Task prompt » Output an exact reproduction of the data.

═══ Raw records ═══

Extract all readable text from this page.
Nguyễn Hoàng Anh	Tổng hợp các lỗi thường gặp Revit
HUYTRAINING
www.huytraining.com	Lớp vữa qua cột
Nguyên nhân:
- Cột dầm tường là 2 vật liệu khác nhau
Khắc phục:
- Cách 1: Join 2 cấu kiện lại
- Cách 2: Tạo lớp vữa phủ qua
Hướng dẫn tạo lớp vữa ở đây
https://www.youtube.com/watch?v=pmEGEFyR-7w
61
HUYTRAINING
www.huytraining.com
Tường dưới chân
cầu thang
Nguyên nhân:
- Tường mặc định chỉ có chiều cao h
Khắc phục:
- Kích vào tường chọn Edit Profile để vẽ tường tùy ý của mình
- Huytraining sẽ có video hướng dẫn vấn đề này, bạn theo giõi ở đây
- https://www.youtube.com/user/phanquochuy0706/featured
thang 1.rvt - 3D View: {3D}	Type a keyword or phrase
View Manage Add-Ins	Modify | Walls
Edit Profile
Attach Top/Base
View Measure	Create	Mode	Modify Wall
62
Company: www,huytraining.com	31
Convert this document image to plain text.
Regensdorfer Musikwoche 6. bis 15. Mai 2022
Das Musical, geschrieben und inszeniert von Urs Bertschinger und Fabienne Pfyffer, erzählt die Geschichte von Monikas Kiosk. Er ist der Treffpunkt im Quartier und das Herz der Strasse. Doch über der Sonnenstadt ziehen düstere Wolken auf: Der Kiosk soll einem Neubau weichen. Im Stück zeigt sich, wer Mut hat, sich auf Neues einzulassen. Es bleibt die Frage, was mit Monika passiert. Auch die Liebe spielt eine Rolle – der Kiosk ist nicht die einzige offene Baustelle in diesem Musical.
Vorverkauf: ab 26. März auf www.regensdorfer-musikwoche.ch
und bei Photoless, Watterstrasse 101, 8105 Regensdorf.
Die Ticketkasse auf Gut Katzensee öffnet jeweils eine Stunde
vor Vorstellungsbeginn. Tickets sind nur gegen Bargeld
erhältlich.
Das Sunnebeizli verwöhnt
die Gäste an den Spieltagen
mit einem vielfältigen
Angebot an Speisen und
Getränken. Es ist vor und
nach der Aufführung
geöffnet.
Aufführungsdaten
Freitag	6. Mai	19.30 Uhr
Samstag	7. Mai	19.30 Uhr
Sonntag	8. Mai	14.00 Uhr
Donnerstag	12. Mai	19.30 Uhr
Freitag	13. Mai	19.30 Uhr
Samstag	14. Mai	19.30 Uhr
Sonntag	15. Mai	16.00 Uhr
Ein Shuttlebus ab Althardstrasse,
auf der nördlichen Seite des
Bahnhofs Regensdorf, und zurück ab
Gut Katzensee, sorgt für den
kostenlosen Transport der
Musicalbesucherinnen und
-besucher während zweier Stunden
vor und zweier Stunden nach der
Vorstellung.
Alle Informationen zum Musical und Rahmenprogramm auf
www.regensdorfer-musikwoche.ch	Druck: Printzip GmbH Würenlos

═══

Response to the task »
Extract all readable text from this page.
Nguyễn Hoàng Anh	Tổng hợp các lỗi thường gặp Revit
HUYTRAINING
www.huytraining.com	Lớp vữa qua cột
Nguyên nhân:
- Cột dầm tường là 2 vật liệu khác nhau
Khắc phục:
- Cách 1: Join 2 cấu kiện lại
- Cách 2: Tạo lớp vữa phủ qua
Hướng dẫn tạo lớp vữa ở đây
https://www.youtube.com/watch?v=pmEGEFyR-7w
61
HUYTRAINING
www.huytraining.com
Tường dưới chân
cầu thang
Nguyên nhân:
- Tường mặc định chỉ có chiều cao h
Khắc phục:
- Kích vào tường chọn Edit Profile để vẽ tường tùy ý của mình
- Huytraining sẽ có video hướng dẫn vấn đề này, bạn theo giõi ở đây
- https://www.youtube.com/user/phanquochuy0706/featured
thang 1.rvt - 3D View: {3D}	Type a keyword or phrase
View Manage Add-Ins	Modify | Walls
Edit Profile
Attach Top/Base
View Measure	Create	Mode	Modify Wall
62
Company: www,huytraining.com	31
Convert this document image to plain text.
Regensdorfer Musikwoche 6. bis 15. Mai 2022
Das Musical, geschrieben und inszeniert von Urs Bertschinger und Fabienne Pfyffer, erzählt die Geschichte von Monikas Kiosk. Er ist der Treffpunkt im Quartier und das Herz der Strasse. Doch über der Sonnenstadt ziehen düstere Wolken auf: Der Kiosk soll einem Neubau weichen. Im Stück zeigt sich, wer Mut hat, sich auf Neues einzulassen. Es bleibt die Frage, was mit Monika passiert. Auch die Liebe spielt eine Rolle – der Kiosk ist nicht die einzige offene Baustelle in diesem Musical.
Vorverkauf: ab 26. März auf www.regensdorfer-musikwoche.ch
und bei Photoless, Watterstrasse 101, 8105 Regensdorf.
Die Ticketkasse auf Gut Katzensee öffnet jeweils eine Stunde
vor Vorstellungsbeginn. Tickets sind nur gegen Bargeld
erhältlich.
Das Sunnebeizli verwöhnt
die Gäste an den Spieltagen
mit einem vielfältigen
Angebot an Speisen und
Getränken. Es ist vor und
nach der Aufführung
geöffnet.
Aufführungsdaten
Freitag	6. Mai	19.30 Uhr
Samstag	7. Mai	19.30 Uhr
Sonntag	8. Mai	14.00 Uhr
Donnerstag	12. Mai	19.30 Uhr
Freitag	13. Mai	19.30 Uhr
Samstag	14. Mai	19.30 Uhr
Sonntag	15. Mai	16.00 Uhr
Ein Shuttlebus ab Althardstrasse,
auf der nördlichen Seite des
Bahnhofs Regensdorf, und zurück ab
Gut Katzensee, sorgt für den
kostenlosen Transport der
Musicalbesucherinnen und
-besucher während zweier Stunden
vor und zweier Stunden nach der
Vorstellung.
Alle Informationen zum Musical und Rahmenprogramm auf
www.regensdorfer-musikwoche.ch	Druck: Printzip GmbH Würenlos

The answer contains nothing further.